[Begin]

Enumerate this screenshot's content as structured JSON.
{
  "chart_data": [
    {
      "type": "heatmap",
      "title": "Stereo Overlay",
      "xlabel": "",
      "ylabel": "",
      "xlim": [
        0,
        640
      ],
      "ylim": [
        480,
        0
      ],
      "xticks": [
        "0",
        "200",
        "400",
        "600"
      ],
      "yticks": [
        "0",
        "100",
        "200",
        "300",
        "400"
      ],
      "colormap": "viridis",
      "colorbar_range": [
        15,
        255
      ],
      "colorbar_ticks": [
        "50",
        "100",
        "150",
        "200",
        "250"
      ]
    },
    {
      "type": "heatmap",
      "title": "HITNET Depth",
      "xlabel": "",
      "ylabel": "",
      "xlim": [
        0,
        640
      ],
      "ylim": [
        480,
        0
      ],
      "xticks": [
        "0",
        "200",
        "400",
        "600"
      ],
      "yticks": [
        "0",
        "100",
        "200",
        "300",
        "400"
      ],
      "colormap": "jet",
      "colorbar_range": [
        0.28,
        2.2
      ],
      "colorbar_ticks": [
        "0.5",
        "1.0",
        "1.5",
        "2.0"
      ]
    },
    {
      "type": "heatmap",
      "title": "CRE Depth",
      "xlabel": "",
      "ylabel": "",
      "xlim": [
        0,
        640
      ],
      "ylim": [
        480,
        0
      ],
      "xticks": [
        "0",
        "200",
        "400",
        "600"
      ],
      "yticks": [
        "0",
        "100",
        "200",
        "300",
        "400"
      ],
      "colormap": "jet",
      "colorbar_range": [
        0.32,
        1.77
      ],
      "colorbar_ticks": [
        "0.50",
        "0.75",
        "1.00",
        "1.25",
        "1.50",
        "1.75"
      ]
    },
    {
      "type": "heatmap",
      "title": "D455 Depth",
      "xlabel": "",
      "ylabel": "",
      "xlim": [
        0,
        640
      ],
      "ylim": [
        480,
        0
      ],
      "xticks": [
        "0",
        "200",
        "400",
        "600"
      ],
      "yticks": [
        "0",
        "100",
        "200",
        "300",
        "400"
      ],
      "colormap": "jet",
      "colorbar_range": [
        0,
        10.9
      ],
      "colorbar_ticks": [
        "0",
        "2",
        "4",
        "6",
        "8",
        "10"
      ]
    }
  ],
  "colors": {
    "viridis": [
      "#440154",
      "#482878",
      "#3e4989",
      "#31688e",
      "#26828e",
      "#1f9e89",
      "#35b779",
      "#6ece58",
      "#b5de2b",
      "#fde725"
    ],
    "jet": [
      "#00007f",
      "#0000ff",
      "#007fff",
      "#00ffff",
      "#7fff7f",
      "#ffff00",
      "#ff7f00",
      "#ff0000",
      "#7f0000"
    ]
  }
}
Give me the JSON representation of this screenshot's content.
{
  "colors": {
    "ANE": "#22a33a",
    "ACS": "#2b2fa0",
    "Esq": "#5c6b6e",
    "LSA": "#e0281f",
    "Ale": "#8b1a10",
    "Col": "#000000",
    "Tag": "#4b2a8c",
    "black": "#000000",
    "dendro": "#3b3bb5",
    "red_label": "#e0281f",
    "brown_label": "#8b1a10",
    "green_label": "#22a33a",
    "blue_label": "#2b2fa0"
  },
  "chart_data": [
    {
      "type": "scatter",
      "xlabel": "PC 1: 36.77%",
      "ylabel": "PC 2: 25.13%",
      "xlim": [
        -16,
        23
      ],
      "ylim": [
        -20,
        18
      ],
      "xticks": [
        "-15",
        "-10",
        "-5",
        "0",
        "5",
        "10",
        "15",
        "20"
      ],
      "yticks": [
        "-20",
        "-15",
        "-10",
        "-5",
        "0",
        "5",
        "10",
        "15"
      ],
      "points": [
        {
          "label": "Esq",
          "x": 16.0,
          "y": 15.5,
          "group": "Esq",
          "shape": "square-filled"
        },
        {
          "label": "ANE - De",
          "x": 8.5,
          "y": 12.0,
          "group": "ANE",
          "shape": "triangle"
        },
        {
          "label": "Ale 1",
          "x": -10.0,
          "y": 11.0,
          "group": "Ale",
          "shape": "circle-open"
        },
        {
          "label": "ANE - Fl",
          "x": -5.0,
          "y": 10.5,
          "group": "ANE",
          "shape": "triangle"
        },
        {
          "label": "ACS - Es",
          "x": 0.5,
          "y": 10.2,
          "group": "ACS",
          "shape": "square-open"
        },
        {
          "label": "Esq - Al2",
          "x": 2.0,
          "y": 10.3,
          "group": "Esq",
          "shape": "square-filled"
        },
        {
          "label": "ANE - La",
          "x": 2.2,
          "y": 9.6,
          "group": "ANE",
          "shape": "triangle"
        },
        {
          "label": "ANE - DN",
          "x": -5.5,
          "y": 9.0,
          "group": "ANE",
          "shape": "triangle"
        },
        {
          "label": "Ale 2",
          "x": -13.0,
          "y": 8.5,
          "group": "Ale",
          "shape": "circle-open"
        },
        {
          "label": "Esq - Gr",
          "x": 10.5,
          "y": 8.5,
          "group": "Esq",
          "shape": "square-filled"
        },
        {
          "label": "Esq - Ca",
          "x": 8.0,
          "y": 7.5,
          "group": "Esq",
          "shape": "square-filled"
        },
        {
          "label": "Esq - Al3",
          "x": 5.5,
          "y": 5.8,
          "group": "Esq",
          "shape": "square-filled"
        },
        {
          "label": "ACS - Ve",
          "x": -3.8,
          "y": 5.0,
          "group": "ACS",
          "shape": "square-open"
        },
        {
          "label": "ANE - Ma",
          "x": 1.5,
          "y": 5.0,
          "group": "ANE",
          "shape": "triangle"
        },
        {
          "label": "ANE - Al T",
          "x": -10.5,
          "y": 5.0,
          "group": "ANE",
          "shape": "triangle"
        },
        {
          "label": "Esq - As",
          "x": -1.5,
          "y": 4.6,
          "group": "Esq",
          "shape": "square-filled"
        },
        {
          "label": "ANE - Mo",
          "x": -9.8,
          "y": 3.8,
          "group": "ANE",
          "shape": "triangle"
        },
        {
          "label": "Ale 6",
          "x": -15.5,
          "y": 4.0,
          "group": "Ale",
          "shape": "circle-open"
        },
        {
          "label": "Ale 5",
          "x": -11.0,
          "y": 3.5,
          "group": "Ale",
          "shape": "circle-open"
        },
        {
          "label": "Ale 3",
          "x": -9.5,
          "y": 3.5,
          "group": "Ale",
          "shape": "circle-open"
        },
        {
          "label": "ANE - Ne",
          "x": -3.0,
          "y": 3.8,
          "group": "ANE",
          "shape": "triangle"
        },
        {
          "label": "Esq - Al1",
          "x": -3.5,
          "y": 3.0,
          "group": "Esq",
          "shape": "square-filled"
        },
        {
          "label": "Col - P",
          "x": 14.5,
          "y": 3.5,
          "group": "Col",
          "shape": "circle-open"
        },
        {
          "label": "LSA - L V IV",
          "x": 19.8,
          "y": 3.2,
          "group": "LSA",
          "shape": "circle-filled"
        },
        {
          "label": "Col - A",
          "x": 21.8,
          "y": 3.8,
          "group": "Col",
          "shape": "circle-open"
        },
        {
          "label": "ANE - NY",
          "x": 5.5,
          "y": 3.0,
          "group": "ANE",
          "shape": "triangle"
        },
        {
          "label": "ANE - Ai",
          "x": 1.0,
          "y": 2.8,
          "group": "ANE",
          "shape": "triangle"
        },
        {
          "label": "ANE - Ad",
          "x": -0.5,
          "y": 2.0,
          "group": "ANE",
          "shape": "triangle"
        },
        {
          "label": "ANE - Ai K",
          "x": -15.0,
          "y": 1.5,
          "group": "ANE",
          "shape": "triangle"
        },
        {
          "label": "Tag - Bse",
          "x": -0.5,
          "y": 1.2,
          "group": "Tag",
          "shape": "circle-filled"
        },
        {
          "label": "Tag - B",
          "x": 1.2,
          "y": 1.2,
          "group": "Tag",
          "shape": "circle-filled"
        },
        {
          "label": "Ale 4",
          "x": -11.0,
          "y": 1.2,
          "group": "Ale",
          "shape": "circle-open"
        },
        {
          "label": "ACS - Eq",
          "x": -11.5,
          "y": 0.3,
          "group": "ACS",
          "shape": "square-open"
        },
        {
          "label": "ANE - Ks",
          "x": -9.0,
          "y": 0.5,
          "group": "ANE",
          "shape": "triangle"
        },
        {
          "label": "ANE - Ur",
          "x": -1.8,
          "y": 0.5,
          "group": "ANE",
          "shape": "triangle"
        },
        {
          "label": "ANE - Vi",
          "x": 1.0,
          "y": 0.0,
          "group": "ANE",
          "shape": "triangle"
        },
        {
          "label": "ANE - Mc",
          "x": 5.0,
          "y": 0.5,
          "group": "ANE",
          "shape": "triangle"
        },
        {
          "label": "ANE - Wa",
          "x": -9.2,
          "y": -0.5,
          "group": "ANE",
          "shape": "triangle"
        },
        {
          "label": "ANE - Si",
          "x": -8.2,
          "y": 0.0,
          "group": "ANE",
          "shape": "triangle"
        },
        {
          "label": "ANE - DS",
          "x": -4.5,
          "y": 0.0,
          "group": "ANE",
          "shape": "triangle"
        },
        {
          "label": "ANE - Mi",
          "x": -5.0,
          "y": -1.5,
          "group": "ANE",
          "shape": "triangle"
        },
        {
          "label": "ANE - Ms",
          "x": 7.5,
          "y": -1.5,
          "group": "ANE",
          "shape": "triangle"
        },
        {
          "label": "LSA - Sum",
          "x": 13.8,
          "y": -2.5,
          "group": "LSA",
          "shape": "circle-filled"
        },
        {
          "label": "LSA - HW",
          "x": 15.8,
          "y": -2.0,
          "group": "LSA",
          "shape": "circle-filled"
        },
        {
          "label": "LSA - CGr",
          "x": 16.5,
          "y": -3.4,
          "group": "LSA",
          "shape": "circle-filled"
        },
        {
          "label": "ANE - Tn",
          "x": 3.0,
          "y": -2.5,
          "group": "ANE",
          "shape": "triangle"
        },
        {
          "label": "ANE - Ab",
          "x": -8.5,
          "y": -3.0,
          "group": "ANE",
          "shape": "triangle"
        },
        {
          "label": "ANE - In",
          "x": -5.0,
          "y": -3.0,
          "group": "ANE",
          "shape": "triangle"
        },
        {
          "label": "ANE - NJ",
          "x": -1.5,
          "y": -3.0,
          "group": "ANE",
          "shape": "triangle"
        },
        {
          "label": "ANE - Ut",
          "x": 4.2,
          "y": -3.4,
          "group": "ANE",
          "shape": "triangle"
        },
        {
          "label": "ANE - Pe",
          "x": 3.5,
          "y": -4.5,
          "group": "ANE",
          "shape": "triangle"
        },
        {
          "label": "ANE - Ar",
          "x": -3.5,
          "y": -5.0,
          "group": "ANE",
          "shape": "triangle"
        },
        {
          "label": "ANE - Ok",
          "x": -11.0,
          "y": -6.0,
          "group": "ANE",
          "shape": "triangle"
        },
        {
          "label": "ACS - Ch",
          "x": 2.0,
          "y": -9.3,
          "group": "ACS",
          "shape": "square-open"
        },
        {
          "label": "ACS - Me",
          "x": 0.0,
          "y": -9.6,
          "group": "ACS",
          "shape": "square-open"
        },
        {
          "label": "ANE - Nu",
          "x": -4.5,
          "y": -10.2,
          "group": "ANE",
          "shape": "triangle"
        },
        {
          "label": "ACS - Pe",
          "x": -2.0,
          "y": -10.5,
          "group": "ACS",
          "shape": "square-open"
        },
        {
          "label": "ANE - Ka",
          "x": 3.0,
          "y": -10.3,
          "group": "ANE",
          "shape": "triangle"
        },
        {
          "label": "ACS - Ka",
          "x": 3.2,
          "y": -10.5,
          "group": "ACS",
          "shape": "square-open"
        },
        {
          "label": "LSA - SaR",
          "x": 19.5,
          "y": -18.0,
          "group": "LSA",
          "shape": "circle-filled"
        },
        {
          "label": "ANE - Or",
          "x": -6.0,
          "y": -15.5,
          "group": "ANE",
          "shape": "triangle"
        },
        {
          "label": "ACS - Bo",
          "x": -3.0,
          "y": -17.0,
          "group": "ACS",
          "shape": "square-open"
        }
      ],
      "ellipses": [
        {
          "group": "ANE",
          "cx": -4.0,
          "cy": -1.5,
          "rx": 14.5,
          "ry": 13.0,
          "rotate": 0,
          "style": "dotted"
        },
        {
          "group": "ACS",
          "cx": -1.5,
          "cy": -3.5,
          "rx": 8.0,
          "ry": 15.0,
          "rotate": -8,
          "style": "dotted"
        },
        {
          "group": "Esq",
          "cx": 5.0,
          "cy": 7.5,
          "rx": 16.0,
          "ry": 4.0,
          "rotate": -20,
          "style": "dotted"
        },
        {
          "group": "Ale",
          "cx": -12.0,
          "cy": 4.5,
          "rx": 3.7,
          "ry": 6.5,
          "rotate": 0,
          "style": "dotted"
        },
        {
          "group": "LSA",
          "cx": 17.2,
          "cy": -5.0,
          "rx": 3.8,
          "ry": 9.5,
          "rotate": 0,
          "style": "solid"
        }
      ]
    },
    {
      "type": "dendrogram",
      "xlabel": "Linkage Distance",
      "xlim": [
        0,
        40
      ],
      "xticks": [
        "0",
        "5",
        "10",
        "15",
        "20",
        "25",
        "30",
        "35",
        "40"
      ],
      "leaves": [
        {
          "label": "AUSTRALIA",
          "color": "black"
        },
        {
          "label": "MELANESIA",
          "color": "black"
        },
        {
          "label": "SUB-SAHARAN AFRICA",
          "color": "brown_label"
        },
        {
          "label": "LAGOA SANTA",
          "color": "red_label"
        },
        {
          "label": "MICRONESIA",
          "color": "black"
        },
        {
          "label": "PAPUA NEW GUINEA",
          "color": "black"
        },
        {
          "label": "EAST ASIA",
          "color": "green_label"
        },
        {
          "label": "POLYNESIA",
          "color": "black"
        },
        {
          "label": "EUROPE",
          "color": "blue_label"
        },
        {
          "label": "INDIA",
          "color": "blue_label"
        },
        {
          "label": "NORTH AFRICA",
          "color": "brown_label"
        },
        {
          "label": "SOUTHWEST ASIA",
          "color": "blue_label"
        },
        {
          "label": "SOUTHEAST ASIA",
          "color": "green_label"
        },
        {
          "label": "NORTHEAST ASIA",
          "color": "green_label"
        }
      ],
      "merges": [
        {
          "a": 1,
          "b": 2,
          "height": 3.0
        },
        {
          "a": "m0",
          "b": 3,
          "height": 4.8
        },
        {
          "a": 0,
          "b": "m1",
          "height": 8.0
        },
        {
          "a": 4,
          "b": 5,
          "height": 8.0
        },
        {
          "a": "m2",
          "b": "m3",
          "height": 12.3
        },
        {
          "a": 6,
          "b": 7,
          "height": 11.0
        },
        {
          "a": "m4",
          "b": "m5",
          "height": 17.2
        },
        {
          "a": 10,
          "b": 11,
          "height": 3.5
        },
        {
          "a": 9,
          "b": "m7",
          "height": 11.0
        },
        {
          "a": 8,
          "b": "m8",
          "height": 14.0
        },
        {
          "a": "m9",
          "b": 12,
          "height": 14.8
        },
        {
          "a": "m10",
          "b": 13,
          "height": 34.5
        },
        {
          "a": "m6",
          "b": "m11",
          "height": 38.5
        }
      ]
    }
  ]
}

[End]

#### TASK GOAL:
Using the records above, copy every line that has the word "title" in it.

#### RESPONSE TO THIS TASK:
      "title": "Stereo Overlay",
      "title": "HITNET Depth",
      "title": "CRE Depth",
      "title": "D455 Depth",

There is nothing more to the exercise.